A block of data
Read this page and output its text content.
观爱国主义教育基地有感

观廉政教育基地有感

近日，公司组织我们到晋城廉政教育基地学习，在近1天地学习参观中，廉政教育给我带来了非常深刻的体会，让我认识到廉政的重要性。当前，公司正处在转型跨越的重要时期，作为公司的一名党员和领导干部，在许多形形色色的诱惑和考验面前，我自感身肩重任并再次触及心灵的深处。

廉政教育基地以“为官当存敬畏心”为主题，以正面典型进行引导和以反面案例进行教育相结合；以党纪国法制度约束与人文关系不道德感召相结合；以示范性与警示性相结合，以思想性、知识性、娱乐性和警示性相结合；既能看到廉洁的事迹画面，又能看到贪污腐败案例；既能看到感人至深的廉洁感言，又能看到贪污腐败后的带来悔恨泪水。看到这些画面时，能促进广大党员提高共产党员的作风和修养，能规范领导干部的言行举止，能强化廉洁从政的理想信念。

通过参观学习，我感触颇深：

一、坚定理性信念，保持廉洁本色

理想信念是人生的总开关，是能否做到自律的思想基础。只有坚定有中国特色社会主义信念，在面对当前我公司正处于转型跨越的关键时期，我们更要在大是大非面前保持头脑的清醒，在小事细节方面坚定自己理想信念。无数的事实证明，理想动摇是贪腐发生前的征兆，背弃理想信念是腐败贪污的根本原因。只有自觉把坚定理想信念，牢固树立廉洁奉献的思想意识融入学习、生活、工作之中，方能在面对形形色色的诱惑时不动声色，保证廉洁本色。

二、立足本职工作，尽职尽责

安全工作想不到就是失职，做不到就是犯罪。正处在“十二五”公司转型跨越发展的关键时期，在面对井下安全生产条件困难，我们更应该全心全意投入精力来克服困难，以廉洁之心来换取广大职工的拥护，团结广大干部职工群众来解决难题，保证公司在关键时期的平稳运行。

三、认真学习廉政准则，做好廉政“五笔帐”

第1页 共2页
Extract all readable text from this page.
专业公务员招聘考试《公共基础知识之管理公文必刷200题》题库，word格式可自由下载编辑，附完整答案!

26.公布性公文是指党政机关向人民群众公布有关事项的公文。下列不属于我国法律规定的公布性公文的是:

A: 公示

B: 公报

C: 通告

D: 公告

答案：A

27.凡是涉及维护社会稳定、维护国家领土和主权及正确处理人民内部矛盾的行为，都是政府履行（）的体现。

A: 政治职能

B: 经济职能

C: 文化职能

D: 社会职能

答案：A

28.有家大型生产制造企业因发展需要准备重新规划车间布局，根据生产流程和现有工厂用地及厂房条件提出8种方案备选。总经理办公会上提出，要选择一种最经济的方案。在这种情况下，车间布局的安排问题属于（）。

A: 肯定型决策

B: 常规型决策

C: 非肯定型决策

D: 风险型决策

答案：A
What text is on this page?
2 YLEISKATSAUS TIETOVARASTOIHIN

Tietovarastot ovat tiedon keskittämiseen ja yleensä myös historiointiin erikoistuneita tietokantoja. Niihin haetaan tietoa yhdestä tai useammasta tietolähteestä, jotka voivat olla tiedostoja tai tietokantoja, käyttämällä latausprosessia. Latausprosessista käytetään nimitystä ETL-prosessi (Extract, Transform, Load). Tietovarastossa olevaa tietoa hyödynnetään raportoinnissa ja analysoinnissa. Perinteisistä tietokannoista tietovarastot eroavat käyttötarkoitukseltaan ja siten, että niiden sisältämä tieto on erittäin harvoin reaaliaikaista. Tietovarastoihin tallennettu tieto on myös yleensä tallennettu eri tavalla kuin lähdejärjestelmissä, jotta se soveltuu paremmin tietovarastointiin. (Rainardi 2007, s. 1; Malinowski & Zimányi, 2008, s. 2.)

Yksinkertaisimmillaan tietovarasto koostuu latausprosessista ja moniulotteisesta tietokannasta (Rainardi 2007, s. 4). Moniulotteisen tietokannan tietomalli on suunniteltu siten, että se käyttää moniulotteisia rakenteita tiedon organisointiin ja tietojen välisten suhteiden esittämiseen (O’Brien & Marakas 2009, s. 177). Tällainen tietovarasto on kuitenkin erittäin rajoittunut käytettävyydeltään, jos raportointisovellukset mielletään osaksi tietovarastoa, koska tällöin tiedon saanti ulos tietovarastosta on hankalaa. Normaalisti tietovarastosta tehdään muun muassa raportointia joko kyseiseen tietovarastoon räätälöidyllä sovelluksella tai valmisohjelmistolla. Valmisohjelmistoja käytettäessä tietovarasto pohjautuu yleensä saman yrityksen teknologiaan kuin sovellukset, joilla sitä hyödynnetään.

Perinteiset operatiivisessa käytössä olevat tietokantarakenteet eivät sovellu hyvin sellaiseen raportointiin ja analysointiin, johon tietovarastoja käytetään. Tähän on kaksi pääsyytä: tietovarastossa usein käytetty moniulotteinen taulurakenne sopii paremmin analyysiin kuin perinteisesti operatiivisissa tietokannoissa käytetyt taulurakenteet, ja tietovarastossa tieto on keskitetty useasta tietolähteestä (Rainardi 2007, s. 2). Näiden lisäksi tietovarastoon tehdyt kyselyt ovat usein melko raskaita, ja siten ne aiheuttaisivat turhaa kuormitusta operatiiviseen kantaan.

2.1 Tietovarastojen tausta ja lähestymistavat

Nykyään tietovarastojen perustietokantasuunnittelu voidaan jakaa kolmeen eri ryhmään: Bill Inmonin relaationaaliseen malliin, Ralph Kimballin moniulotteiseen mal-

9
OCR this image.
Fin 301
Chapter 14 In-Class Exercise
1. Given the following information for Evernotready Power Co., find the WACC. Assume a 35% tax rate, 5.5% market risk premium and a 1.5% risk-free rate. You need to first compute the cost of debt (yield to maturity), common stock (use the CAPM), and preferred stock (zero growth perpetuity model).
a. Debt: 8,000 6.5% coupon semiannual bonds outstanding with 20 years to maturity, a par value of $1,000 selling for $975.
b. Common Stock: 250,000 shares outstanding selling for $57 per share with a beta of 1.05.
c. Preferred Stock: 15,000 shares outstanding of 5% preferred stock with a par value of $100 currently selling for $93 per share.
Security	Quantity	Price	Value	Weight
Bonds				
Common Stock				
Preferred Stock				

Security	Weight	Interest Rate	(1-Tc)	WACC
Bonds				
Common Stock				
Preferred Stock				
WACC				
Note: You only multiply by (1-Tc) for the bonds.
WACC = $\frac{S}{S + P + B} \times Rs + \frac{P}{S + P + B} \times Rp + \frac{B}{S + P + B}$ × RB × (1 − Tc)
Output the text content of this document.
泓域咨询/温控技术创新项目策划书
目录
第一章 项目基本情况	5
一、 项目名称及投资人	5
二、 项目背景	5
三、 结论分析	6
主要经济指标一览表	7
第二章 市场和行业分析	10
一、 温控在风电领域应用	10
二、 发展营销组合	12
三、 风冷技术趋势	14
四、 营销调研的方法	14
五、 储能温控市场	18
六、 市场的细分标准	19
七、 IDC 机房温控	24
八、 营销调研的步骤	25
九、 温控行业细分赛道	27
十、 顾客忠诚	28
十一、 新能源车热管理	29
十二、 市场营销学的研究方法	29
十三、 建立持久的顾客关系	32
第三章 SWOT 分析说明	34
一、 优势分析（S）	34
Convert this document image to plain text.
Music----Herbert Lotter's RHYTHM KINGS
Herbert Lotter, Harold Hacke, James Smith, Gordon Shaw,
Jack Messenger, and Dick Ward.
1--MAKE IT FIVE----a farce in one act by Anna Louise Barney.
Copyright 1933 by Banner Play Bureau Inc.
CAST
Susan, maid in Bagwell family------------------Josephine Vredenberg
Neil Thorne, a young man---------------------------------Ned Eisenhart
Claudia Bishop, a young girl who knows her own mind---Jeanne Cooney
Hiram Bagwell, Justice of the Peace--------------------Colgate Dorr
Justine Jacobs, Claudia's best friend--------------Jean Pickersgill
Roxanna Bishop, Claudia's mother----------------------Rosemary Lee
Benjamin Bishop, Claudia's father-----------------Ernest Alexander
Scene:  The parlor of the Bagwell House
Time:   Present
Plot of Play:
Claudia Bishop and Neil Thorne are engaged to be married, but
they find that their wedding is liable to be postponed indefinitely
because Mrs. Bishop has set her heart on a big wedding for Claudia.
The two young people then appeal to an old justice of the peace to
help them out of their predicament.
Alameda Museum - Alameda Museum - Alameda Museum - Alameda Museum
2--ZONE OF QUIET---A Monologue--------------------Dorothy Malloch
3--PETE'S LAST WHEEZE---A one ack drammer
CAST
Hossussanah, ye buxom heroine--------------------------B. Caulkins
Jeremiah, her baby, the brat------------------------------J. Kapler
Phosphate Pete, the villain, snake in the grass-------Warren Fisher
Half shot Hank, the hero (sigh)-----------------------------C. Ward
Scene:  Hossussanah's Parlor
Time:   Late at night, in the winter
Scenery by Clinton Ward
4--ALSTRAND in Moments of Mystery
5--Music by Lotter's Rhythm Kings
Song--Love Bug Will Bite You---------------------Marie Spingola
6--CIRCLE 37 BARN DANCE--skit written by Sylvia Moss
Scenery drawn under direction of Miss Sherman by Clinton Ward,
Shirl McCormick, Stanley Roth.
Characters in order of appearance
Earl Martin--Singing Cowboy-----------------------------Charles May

#### [Stated task]
Extract from the material all lines containing the string "Security".

#### [Result of this task]
Security	Quantity	Price	Value	Weight
Security	Weight	Interest Rate	(1-Tc)	WACC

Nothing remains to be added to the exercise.